Prompt — Keep every line where the word "JSON" appears; drop the rest.

Data supplied —
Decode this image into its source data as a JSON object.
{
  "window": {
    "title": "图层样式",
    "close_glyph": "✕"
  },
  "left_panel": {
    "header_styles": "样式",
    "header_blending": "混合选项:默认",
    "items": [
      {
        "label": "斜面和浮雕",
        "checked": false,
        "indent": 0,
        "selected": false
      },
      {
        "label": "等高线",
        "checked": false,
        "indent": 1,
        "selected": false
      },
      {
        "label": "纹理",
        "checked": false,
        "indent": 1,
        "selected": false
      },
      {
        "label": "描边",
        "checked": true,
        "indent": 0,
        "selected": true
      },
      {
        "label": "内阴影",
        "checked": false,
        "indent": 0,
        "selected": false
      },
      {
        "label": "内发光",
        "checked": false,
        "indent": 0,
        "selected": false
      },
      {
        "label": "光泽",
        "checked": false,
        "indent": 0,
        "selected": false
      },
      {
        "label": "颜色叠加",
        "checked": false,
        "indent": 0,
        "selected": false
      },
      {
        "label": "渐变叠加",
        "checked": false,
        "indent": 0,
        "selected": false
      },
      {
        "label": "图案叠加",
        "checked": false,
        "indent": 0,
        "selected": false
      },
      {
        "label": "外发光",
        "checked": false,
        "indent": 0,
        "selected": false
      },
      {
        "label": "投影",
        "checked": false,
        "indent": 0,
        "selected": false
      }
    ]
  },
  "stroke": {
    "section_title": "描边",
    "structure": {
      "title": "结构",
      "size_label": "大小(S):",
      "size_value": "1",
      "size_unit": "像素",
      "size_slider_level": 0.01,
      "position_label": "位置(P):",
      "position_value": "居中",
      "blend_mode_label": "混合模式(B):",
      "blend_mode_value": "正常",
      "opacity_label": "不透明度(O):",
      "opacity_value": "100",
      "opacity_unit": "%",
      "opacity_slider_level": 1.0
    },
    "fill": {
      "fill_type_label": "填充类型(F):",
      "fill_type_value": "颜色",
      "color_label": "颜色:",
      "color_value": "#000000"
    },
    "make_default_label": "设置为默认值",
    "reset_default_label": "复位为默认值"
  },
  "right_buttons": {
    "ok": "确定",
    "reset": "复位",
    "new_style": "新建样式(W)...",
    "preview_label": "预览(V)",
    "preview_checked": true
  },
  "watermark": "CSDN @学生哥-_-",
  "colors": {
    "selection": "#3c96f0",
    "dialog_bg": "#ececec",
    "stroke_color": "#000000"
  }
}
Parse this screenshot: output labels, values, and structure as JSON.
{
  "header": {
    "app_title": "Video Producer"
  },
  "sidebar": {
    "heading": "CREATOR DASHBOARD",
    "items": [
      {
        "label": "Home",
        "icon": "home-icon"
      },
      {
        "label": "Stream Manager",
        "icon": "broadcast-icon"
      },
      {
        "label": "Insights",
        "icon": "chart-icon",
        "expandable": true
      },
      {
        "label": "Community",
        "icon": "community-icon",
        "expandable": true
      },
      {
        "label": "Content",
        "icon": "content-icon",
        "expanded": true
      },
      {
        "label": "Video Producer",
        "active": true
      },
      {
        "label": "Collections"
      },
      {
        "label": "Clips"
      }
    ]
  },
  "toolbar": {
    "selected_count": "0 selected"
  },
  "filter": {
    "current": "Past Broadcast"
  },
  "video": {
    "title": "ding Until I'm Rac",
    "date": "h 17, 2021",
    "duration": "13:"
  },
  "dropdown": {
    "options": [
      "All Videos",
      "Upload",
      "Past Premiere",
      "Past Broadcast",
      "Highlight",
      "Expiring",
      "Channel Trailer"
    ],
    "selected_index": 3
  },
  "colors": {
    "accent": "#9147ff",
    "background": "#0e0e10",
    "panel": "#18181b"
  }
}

Completed task —
Decode this image into its source data as a JSON object.
Parse this screenshot: output labels, values, and structure as JSON.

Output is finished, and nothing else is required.